MATERIALS PROVIDED:
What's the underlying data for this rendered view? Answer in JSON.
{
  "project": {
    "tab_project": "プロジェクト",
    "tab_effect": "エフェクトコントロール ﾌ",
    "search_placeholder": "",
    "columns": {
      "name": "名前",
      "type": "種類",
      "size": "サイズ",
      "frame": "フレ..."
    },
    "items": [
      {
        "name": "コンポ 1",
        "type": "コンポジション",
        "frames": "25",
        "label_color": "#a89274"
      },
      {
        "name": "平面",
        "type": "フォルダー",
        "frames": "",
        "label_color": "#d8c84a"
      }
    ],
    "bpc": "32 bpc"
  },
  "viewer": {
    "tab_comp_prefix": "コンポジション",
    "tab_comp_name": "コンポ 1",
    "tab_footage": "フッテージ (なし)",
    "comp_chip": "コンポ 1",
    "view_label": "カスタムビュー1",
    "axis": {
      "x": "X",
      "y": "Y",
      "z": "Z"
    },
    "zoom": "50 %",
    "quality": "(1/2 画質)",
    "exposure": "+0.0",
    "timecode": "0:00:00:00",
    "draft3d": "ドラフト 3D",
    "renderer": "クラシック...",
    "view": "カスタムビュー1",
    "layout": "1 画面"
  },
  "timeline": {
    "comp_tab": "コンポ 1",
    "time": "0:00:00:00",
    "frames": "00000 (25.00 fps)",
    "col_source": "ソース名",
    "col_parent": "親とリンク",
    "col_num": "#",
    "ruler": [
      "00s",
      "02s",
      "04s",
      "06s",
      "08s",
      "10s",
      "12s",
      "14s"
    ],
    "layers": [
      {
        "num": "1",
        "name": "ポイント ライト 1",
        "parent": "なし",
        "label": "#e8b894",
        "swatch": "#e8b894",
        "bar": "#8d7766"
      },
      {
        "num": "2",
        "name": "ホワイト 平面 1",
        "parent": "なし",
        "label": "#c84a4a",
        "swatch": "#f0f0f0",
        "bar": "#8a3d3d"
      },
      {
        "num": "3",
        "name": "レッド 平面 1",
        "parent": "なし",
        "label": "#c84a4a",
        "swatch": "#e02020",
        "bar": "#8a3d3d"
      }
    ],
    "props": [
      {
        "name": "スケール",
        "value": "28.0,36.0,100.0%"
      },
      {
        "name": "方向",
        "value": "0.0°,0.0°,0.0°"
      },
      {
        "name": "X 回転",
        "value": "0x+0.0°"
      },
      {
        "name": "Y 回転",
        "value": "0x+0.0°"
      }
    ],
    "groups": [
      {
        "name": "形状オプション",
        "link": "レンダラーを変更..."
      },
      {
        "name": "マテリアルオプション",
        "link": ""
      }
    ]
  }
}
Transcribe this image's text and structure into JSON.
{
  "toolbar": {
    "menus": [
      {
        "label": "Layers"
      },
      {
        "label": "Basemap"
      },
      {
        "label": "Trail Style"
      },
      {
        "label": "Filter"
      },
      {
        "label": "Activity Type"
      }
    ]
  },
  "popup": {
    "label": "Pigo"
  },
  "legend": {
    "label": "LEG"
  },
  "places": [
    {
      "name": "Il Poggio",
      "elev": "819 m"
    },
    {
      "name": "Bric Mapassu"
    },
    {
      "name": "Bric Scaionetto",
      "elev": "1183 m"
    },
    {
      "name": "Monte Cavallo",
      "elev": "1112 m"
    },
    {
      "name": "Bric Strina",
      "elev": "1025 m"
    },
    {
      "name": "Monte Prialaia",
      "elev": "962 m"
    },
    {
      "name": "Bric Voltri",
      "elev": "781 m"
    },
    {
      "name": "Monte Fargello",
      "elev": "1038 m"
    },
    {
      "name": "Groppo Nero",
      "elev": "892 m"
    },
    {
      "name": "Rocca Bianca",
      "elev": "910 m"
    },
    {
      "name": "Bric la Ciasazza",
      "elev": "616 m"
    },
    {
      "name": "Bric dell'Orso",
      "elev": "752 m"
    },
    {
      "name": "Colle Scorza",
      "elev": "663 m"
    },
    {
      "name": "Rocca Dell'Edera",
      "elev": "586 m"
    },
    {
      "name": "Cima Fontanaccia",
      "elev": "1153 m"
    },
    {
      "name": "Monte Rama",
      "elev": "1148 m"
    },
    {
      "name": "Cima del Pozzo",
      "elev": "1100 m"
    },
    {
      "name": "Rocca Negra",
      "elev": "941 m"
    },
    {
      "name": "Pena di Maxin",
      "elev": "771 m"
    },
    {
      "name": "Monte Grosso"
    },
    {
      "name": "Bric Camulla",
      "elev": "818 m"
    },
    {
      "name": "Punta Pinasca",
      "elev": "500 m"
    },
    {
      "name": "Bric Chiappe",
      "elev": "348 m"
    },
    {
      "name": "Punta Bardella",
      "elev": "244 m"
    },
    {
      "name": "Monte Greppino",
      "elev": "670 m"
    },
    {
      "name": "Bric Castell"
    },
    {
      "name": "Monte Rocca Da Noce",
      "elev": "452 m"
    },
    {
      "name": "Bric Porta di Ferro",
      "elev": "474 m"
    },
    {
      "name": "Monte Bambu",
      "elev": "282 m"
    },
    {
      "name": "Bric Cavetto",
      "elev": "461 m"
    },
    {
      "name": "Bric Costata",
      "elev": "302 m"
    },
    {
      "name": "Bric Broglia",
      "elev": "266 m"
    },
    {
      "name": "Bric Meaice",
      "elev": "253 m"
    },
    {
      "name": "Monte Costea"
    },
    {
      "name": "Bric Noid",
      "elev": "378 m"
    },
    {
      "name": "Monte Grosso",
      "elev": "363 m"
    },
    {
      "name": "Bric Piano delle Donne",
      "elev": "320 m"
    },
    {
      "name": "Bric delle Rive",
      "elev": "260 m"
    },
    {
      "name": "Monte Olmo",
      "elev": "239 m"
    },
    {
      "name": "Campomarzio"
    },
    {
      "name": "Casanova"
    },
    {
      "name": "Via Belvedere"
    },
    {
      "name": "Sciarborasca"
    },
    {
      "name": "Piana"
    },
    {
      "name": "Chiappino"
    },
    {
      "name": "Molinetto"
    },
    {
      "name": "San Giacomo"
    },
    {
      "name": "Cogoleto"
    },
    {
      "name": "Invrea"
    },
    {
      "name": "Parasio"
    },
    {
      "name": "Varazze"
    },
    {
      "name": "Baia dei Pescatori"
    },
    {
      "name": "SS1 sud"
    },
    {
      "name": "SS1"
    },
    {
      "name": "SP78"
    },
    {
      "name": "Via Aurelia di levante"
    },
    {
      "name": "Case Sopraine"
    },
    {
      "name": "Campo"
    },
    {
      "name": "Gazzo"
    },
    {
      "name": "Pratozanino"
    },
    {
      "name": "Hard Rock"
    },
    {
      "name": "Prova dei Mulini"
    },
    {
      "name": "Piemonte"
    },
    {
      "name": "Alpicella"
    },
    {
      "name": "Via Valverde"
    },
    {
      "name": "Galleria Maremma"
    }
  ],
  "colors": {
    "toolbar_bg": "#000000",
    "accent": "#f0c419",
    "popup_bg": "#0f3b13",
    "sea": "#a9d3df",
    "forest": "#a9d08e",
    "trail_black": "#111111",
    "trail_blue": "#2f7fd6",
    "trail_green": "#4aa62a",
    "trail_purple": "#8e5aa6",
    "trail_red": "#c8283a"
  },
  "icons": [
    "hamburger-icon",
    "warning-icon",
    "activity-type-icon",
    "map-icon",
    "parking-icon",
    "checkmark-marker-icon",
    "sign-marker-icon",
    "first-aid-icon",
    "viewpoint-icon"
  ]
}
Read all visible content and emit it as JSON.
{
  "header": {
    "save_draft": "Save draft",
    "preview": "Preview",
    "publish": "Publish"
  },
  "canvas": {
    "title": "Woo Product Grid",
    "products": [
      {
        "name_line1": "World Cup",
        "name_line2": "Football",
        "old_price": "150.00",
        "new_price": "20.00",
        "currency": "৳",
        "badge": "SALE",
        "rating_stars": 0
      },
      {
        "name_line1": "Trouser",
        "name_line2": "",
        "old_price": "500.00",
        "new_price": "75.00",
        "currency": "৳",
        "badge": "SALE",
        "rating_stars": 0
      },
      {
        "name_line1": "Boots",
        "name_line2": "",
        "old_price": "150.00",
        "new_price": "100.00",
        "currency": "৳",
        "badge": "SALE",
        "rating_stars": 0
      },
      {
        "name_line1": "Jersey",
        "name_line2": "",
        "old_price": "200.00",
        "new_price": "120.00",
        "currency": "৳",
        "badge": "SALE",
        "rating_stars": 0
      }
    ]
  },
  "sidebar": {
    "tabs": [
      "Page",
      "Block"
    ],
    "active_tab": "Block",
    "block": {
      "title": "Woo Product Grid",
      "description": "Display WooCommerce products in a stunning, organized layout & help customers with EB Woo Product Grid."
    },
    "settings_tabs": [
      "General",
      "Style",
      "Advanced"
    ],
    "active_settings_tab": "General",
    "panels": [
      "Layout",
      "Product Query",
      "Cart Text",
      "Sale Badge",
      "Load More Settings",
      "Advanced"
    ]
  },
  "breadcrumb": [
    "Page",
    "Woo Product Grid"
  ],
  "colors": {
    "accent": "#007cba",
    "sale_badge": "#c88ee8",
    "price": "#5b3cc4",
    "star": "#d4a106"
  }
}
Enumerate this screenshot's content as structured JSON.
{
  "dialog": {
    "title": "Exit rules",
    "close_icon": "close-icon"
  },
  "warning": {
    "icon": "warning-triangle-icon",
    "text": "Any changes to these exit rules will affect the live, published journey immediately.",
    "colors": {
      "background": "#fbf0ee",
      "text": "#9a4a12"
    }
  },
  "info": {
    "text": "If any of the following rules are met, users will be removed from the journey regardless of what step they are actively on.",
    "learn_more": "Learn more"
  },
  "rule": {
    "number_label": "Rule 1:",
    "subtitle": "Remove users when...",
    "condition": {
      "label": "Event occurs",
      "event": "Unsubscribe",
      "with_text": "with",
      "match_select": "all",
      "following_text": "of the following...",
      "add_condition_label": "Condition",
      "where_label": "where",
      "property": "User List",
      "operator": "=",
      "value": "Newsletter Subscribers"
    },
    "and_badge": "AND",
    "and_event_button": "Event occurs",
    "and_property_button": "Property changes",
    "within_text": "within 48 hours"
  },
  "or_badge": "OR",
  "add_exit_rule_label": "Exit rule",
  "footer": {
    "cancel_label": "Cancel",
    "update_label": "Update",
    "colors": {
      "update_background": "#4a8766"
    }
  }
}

THE PROBLEM: Every line from the one holding "Enumerate this screenshot's" through the final line of the listing must be echoed exactly; leave out all other lines.

EXPECTED OUTPUT:
Enumerate this screenshot's content as structured JSON.
{
  "dialog": {
    "title": "Exit rules",
    "close_icon": "close-icon"
  },
  "warning": {
    "icon": "warning-triangle-icon",
    "text": "Any changes to these exit rules will affect the live, published journey immediately.",
    "colors": {
      "background": "#fbf0ee",
      "text": "#9a4a12"
    }
  },
  "info": {
    "text": "If any of the following rules are met, users will be removed from the journey regardless of what step they are actively on.",
    "learn_more": "Learn more"
  },
  "rule": {
    "number_label": "Rule 1:",
    "subtitle": "Remove users when...",
    "condition": {
      "label": "Event occurs",
      "event": "Unsubscribe",
      "with_text": "with",
      "match_select": "all",
      "following_text": "of the following...",
      "add_condition_label": "Condition",
      "where_label": "where",
      "property": "User List",
      "operator": "=",
      "value": "Newsletter Subscribers"
    },
    "and_badge": "AND",
    "and_event_button": "Event occurs",
    "and_property_button": "Property changes",
    "within_text": "within 48 hours"
  },
  "or_badge": "OR",
  "add_exit_rule_label": "Exit rule",
  "footer": {
    "cancel_label": "Cancel",
    "update_label": "Update",
    "colors": {
      "update_background": "#4a8766"
    }
  }
}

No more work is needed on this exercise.